## Collection entries
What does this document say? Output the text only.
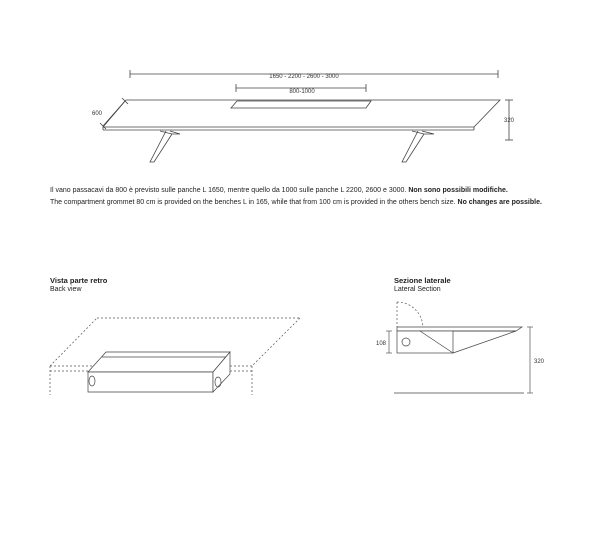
1650 - 2200 - 2600 - 3000
800-1000
600
320
108
320
Il vano passacavi da 800 è previsto sulle panche L 1650, mentre quello da 1000 sulle panche L 2200, 2600 e 3000. Non sono possibili modifiche.
The compartment grommet 80 cm is provided on the benches L in 165, while that from 100 cm is provided in the others bench size. No changes are possible.
Vista parte retro
Back view
Sezione laterale
Lateral Section
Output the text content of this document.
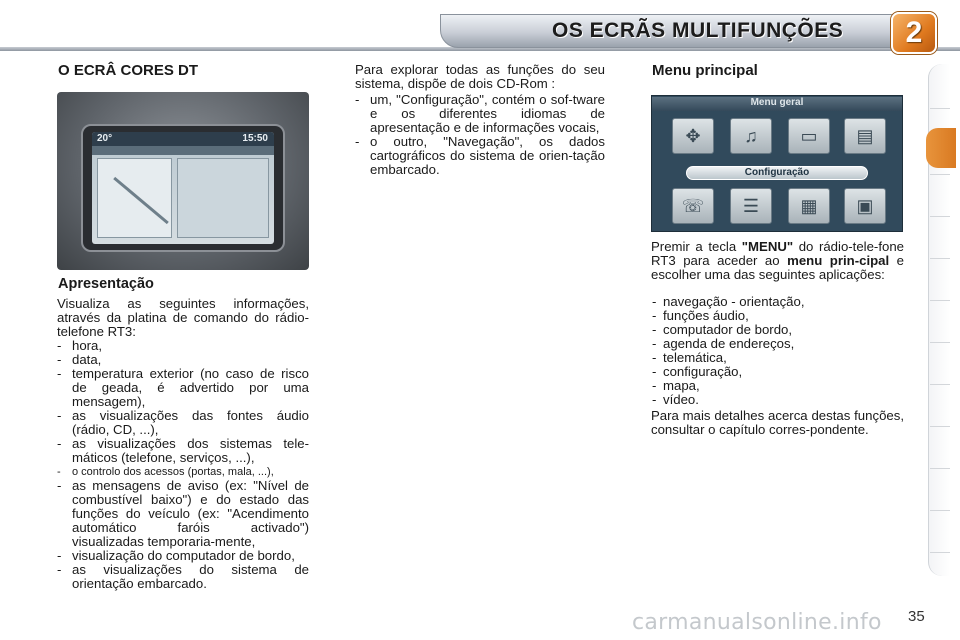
OS ECRÃS MULTIFUNÇÕES	2
O ECRÂ CORES DT
20°	15:50
Apresentação
Visualiza as seguintes informações, através da platina de comando do rádio-telefone RT3:
- hora,
- data,
- temperatura exterior (no caso de risco de geada, é advertido por uma mensagem),
- as visualizações das fontes áudio (rádio, CD, ...),
- as visualizações dos sistemas tele-máticos (telefone, serviços, ...),
- o controlo dos acessos (portas, mala, ...),
- as mensagens de aviso (ex: "Nível de combustível baixo") e do estado das funções do veículo (ex: "Acendimento automático faróis activado") visualizadas temporaria-mente,
- visualização do computador de bordo,
- as visualizações do sistema de orientação embarcado.
Para explorar todas as funções do seu sistema, dispõe de dois CD-Rom :
- um, "Configuração", contém o sof-tware e os diferentes idiomas de apresentação e de informações vocais,
- o outro, "Navegação", os dados cartográficos do sistema de orien-tação embarcado.
Menu principal
Menu geral
✥	♫	▭	▤
Configuração
☏	☰	▦	▣
Premir a tecla "MENU" do rádio-tele-fone RT3 para aceder ao menu prin-cipal e escolher uma das seguintes aplicações:
- navegação - orientação,
- funções áudio,
- computador de bordo,
- agenda de endereços,
- telemática,
- configuração,
- mapa,
- vídeo.
Para mais detalhes acerca destas funções, consultar o capítulo corres-pondente.
carmanualsonline.info 35
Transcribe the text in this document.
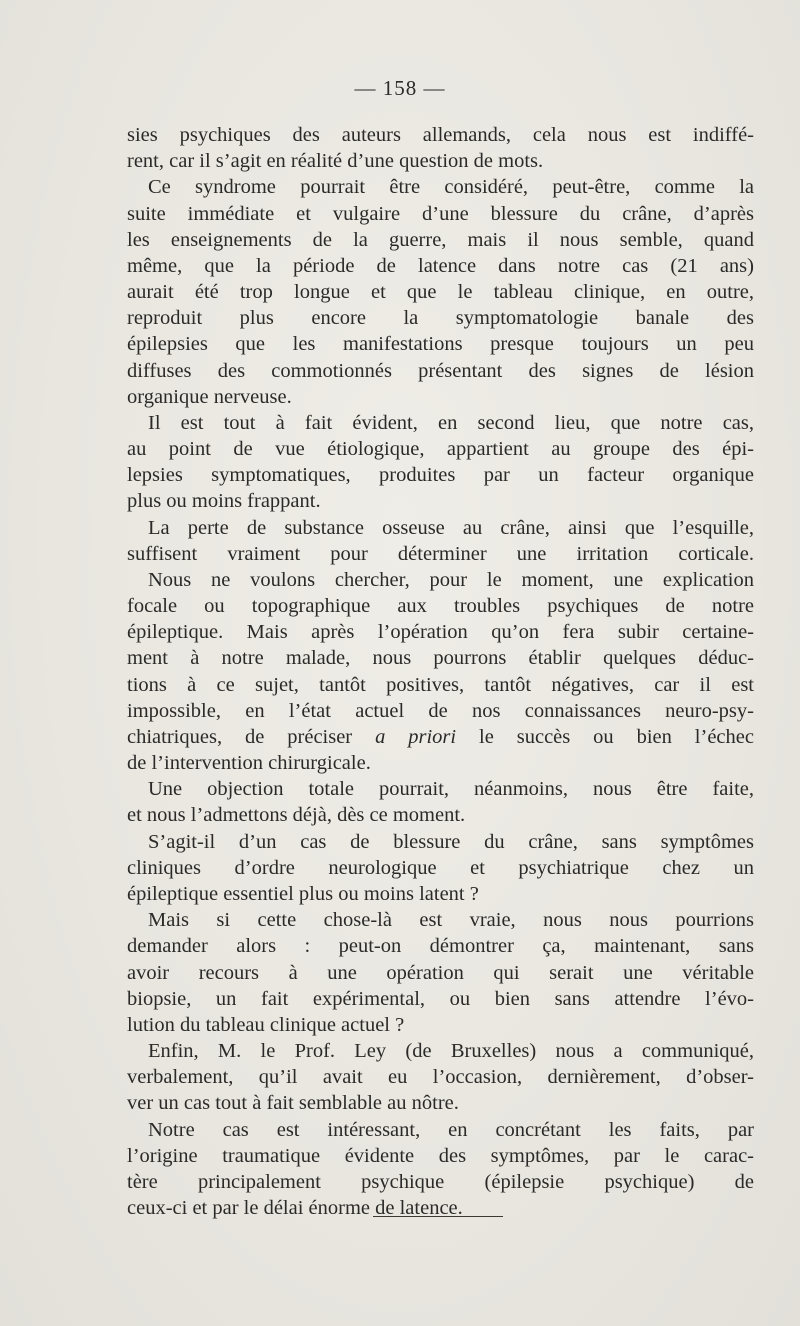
— 158 —
sies psychiques des auteurs allemands, cela nous est indiffé-
rent, car il s’agit en réalité d’une question de mots.
Ce syndrome pourrait être considéré, peut-être, comme la
suite immédiate et vulgaire d’une blessure du crâne, d’après
les enseignements de la guerre, mais il nous semble, quand
même, que la période de latence dans notre cas (21 ans)
aurait été trop longue et que le tableau clinique, en outre,
reproduit plus encore la symptomatologie banale des
épilepsies que les manifestations presque toujours un peu
diffuses des commotionnés présentant des signes de lésion
organique nerveuse.
Il est tout à fait évident, en second lieu, que notre cas,
au point de vue étiologique, appartient au groupe des épi-
lepsies symptomatiques, produites par un facteur organique
plus ou moins frappant.
La perte de substance osseuse au crâne, ainsi que l’esquille,
suffisent vraiment pour déterminer une irritation corticale.
Nous ne voulons chercher, pour le moment, une explication
focale ou topographique aux troubles psychiques de notre
épileptique. Mais après l’opération qu’on fera subir certaine-
ment à notre malade, nous pourrons établir quelques déduc-
tions à ce sujet, tantôt positives, tantôt négatives, car il est
impossible, en l’état actuel de nos connaissances neuro-psy-
chiatriques, de préciser a priori le succès ou bien l’échec
de l’intervention chirurgicale.
Une objection totale pourrait, néanmoins, nous être faite,
et nous l’admettons déjà, dès ce moment.
S’agit-il d’un cas de blessure du crâne, sans symptômes
cliniques d’ordre neurologique et psychiatrique chez un
épileptique essentiel plus ou moins latent ?
Mais si cette chose-là est vraie, nous nous pourrions
demander alors : peut-on démontrer ça, maintenant, sans
avoir recours à une opération qui serait une véritable
biopsie, un fait expérimental, ou bien sans attendre l’évo-
lution du tableau clinique actuel ?
Enfin, M. le Prof. Ley (de Bruxelles) nous a communiqué,
verbalement, qu’il avait eu l’occasion, dernièrement, d’obser-
ver un cas tout à fait semblable au nôtre.
Notre cas est intéressant, en concrétant les faits, par
l’origine traumatique évidente des symptômes, par le carac-
tère principalement psychique (épilepsie psychique) de
ceux-ci et par le délai énorme de latence.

## DIRECTIVE
Return the entries unchanged, save for the pictures, which do not belong in the copy.

## THE RESULT
What does this document say? Output the text only.
1650 - 2200 - 2600 - 3000
800-1000
600
320
108
320
Il vano passacavi da 800 è previsto sulle panche L 1650, mentre quello da 1000 sulle panche L 2200, 2600 e 3000. Non sono possibili modifiche.
The compartment grommet 80 cm is provided on the benches L in 165, while that from 100 cm is provided in the others bench size. No changes are possible.
Vista parte retro
Back view
Sezione laterale
Lateral Section
Output the text content of this document.
OS ECRÃS MULTIFUNÇÕES	2
O ECRÂ CORES DT
20°	15:50
Apresentação
Visualiza as seguintes informações, através da platina de comando do rádio-telefone RT3:
- hora,
- data,
- temperatura exterior (no caso de risco de geada, é advertido por uma mensagem),
- as visualizações das fontes áudio (rádio, CD, ...),
- as visualizações dos sistemas tele-máticos (telefone, serviços, ...),
- o controlo dos acessos (portas, mala, ...),
- as mensagens de aviso (ex: "Nível de combustível baixo") e do estado das funções do veículo (ex: "Acendimento automático faróis activado") visualizadas temporaria-mente,
- visualização do computador de bordo,
- as visualizações do sistema de orientação embarcado.
Para explorar todas as funções do seu sistema, dispõe de dois CD-Rom :
- um, "Configuração", contém o sof-tware e os diferentes idiomas de apresentação e de informações vocais,
- o outro, "Navegação", os dados cartográficos do sistema de orien-tação embarcado.
Menu principal
Menu geral
✥	♫	▭	▤
Configuração
☏	☰	▦	▣
Premir a tecla "MENU" do rádio-tele-fone RT3 para aceder ao menu prin-cipal e escolher uma das seguintes aplicações:
- navegação - orientação,
- funções áudio,
- computador de bordo,
- agenda de endereços,
- telemática,
- configuração,
- mapa,
- vídeo.
Para mais detalhes acerca destas funções, consultar o capítulo corres-pondente.
carmanualsonline.info 35
Transcribe the text in this document.
— 158 —
sies psychiques des auteurs allemands, cela nous est indiffé-
rent, car il s’agit en réalité d’une question de mots.
Ce syndrome pourrait être considéré, peut-être, comme la
suite immédiate et vulgaire d’une blessure du crâne, d’après
les enseignements de la guerre, mais il nous semble, quand
même, que la période de latence dans notre cas (21 ans)
aurait été trop longue et que le tableau clinique, en outre,
reproduit plus encore la symptomatologie banale des
épilepsies que les manifestations presque toujours un peu
diffuses des commotionnés présentant des signes de lésion
organique nerveuse.
Il est tout à fait évident, en second lieu, que notre cas,
au point de vue étiologique, appartient au groupe des épi-
lepsies symptomatiques, produites par un facteur organique
plus ou moins frappant.
La perte de substance osseuse au crâne, ainsi que l’esquille,
suffisent vraiment pour déterminer une irritation corticale.
Nous ne voulons chercher, pour le moment, une explication
focale ou topographique aux troubles psychiques de notre
épileptique. Mais après l’opération qu’on fera subir certaine-
ment à notre malade, nous pourrons établir quelques déduc-
tions à ce sujet, tantôt positives, tantôt négatives, car il est
impossible, en l’état actuel de nos connaissances neuro-psy-
chiatriques, de préciser a priori le succès ou bien l’échec
de l’intervention chirurgicale.
Une objection totale pourrait, néanmoins, nous être faite,
et nous l’admettons déjà, dès ce moment.
S’agit-il d’un cas de blessure du crâne, sans symptômes
cliniques d’ordre neurologique et psychiatrique chez un
épileptique essentiel plus ou moins latent ?
Mais si cette chose-là est vraie, nous nous pourrions
demander alors : peut-on démontrer ça, maintenant, sans
avoir recours à une opération qui serait une véritable
biopsie, un fait expérimental, ou bien sans attendre l’évo-
lution du tableau clinique actuel ?
Enfin, M. le Prof. Ley (de Bruxelles) nous a communiqué,
verbalement, qu’il avait eu l’occasion, dernièrement, d’obser-
ver un cas tout à fait semblable au nôtre.
Notre cas est intéressant, en concrétant les faits, par
l’origine traumatique évidente des symptômes, par le carac-
tère principalement psychique (épilepsie psychique) de
ceux-ci et par le délai énorme de latence.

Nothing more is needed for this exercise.